-------- Entries provided --------

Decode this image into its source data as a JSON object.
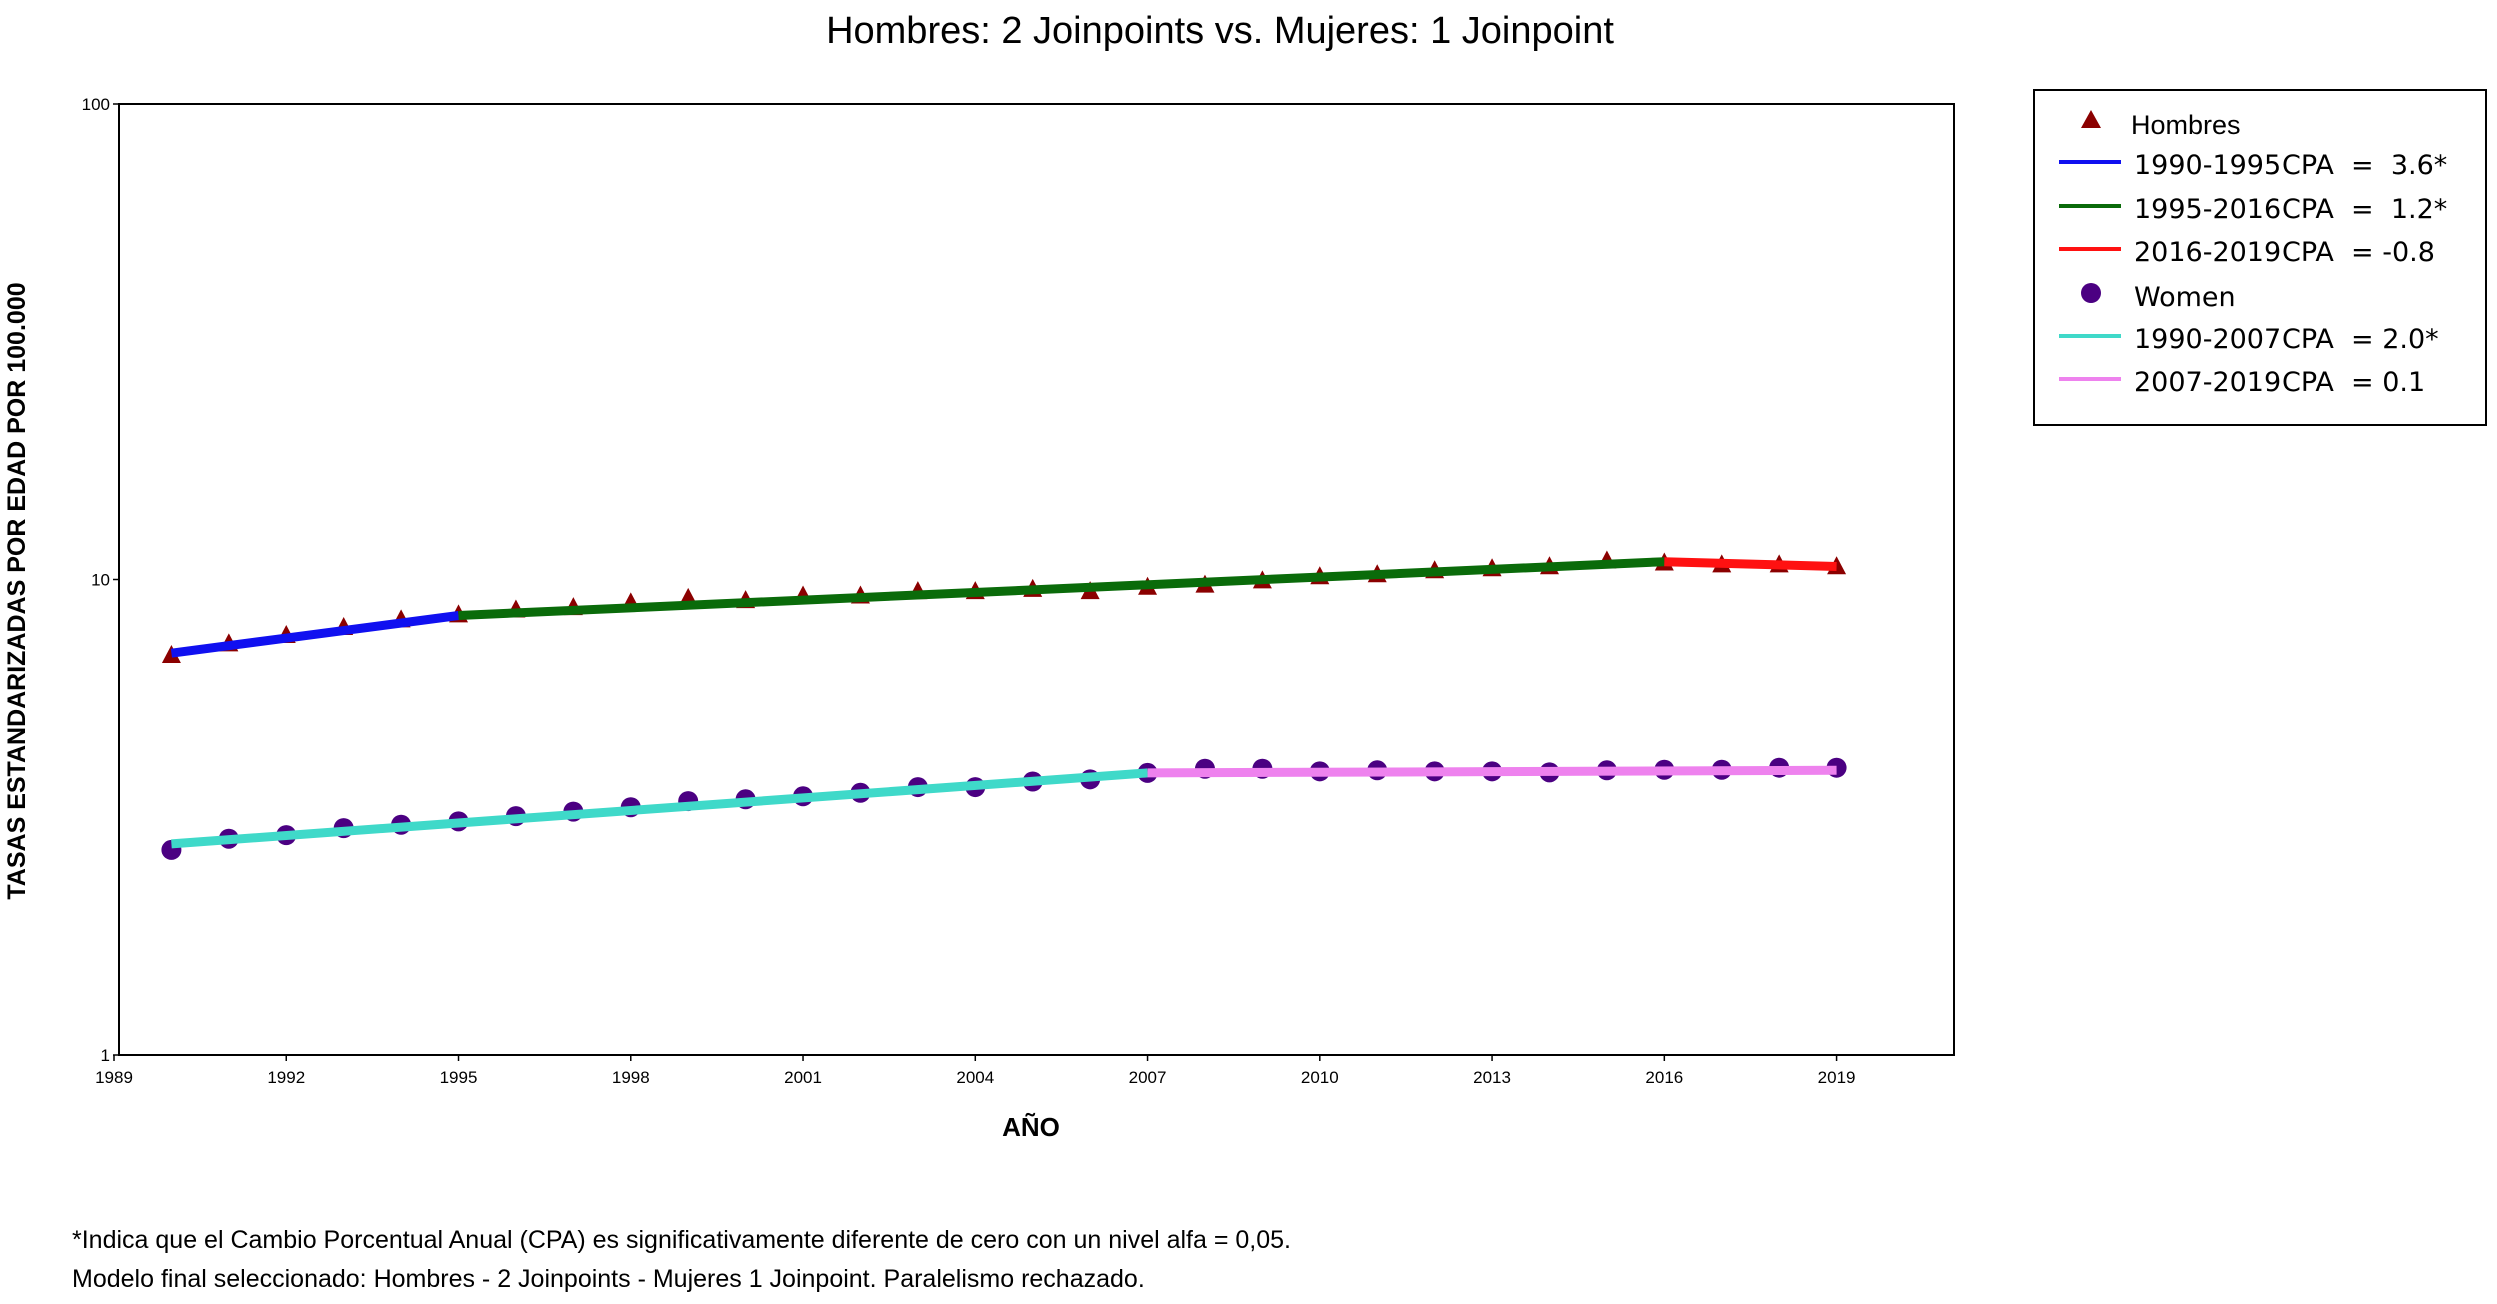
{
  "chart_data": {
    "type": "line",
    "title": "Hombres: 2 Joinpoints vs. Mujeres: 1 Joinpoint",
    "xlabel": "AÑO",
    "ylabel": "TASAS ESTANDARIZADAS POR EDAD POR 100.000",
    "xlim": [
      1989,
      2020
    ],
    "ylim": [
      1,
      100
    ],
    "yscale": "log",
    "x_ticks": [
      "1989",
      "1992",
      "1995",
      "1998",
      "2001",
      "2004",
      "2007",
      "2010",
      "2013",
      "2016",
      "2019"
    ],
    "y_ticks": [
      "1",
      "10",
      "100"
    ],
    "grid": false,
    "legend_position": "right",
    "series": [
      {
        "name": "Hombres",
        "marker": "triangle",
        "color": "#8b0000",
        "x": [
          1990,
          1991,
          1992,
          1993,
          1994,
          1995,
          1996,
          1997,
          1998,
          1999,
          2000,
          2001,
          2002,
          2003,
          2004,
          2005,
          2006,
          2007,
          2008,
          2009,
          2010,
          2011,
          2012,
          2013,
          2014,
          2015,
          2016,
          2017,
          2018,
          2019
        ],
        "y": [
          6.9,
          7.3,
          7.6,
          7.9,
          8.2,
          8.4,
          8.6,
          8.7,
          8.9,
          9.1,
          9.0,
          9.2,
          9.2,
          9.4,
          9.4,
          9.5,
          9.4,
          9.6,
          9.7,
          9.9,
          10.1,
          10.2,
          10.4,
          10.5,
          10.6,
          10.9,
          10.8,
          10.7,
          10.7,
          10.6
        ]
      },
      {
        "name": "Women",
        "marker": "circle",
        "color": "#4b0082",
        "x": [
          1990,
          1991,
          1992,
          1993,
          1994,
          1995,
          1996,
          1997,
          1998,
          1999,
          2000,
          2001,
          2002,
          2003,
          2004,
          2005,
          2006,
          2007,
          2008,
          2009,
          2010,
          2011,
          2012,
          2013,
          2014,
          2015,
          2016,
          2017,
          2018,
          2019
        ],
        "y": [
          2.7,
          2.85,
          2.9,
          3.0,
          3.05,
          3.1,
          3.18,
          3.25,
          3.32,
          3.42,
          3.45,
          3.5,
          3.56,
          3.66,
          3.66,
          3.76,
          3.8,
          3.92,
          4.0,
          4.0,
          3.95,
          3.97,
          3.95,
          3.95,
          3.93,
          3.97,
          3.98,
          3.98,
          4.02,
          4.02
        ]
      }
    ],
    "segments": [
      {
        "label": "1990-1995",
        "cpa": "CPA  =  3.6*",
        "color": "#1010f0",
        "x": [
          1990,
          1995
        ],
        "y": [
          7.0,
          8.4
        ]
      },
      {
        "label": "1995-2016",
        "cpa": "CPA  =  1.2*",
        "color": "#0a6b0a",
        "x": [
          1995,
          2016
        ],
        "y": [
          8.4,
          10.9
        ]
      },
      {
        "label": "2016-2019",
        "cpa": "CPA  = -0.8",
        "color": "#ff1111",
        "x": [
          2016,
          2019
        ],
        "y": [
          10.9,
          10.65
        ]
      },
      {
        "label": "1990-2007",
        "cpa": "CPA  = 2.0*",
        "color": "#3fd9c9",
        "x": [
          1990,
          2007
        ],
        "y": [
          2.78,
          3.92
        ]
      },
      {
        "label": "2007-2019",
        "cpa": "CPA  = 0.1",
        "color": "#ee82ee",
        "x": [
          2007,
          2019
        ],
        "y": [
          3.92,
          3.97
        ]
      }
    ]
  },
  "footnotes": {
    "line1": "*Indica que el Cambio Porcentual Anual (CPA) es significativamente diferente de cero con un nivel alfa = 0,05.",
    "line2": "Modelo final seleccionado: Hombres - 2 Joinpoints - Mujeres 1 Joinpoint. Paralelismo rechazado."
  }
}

--------

Your copy should match the entries exactly, minus the pictures.

Decode this image into its source data as a JSON object.
{
  "chart_data": {
    "type": "line",
    "title": "Hombres: 2 Joinpoints vs. Mujeres: 1 Joinpoint",
    "xlabel": "AÑO",
    "ylabel": "TASAS ESTANDARIZADAS POR EDAD POR 100.000",
    "xlim": [
      1989,
      2020
    ],
    "ylim": [
      1,
      100
    ],
    "yscale": "log",
    "x_ticks": [
      "1989",
      "1992",
      "1995",
      "1998",
      "2001",
      "2004",
      "2007",
      "2010",
      "2013",
      "2016",
      "2019"
    ],
    "y_ticks": [
      "1",
      "10",
      "100"
    ],
    "grid": false,
    "legend_position": "right",
    "series": [
      {
        "name": "Hombres",
        "marker": "triangle",
        "color": "#8b0000",
        "x": [
          1990,
          1991,
          1992,
          1993,
          1994,
          1995,
          1996,
          1997,
          1998,
          1999,
          2000,
          2001,
          2002,
          2003,
          2004,
          2005,
          2006,
          2007,
          2008,
          2009,
          2010,
          2011,
          2012,
          2013,
          2014,
          2015,
          2016,
          2017,
          2018,
          2019
        ],
        "y": [
          6.9,
          7.3,
          7.6,
          7.9,
          8.2,
          8.4,
          8.6,
          8.7,
          8.9,
          9.1,
          9.0,
          9.2,
          9.2,
          9.4,
          9.4,
          9.5,
          9.4,
          9.6,
          9.7,
          9.9,
          10.1,
          10.2,
          10.4,
          10.5,
          10.6,
          10.9,
          10.8,
          10.7,
          10.7,
          10.6
        ]
      },
      {
        "name": "Women",
        "marker": "circle",
        "color": "#4b0082",
        "x": [
          1990,
          1991,
          1992,
          1993,
          1994,
          1995,
          1996,
          1997,
          1998,
          1999,
          2000,
          2001,
          2002,
          2003,
          2004,
          2005,
          2006,
          2007,
          2008,
          2009,
          2010,
          2011,
          2012,
          2013,
          2014,
          2015,
          2016,
          2017,
          2018,
          2019
        ],
        "y": [
          2.7,
          2.85,
          2.9,
          3.0,
          3.05,
          3.1,
          3.18,
          3.25,
          3.32,
          3.42,
          3.45,
          3.5,
          3.56,
          3.66,
          3.66,
          3.76,
          3.8,
          3.92,
          4.0,
          4.0,
          3.95,
          3.97,
          3.95,
          3.95,
          3.93,
          3.97,
          3.98,
          3.98,
          4.02,
          4.02
        ]
      }
    ],
    "segments": [
      {
        "label": "1990-1995",
        "cpa": "CPA  =  3.6*",
        "color": "#1010f0",
        "x": [
          1990,
          1995
        ],
        "y": [
          7.0,
          8.4
        ]
      },
      {
        "label": "1995-2016",
        "cpa": "CPA  =  1.2*",
        "color": "#0a6b0a",
        "x": [
          1995,
          2016
        ],
        "y": [
          8.4,
          10.9
        ]
      },
      {
        "label": "2016-2019",
        "cpa": "CPA  = -0.8",
        "color": "#ff1111",
        "x": [
          2016,
          2019
        ],
        "y": [
          10.9,
          10.65
        ]
      },
      {
        "label": "1990-2007",
        "cpa": "CPA  = 2.0*",
        "color": "#3fd9c9",
        "x": [
          1990,
          2007
        ],
        "y": [
          2.78,
          3.92
        ]
      },
      {
        "label": "2007-2019",
        "cpa": "CPA  = 0.1",
        "color": "#ee82ee",
        "x": [
          2007,
          2019
        ],
        "y": [
          3.92,
          3.97
        ]
      }
    ]
  },
  "footnotes": {
    "line1": "*Indica que el Cambio Porcentual Anual (CPA) es significativamente diferente de cero con un nivel alfa = 0,05.",
    "line2": "Modelo final seleccionado: Hombres - 2 Joinpoints - Mujeres 1 Joinpoint. Paralelismo rechazado."
  }
}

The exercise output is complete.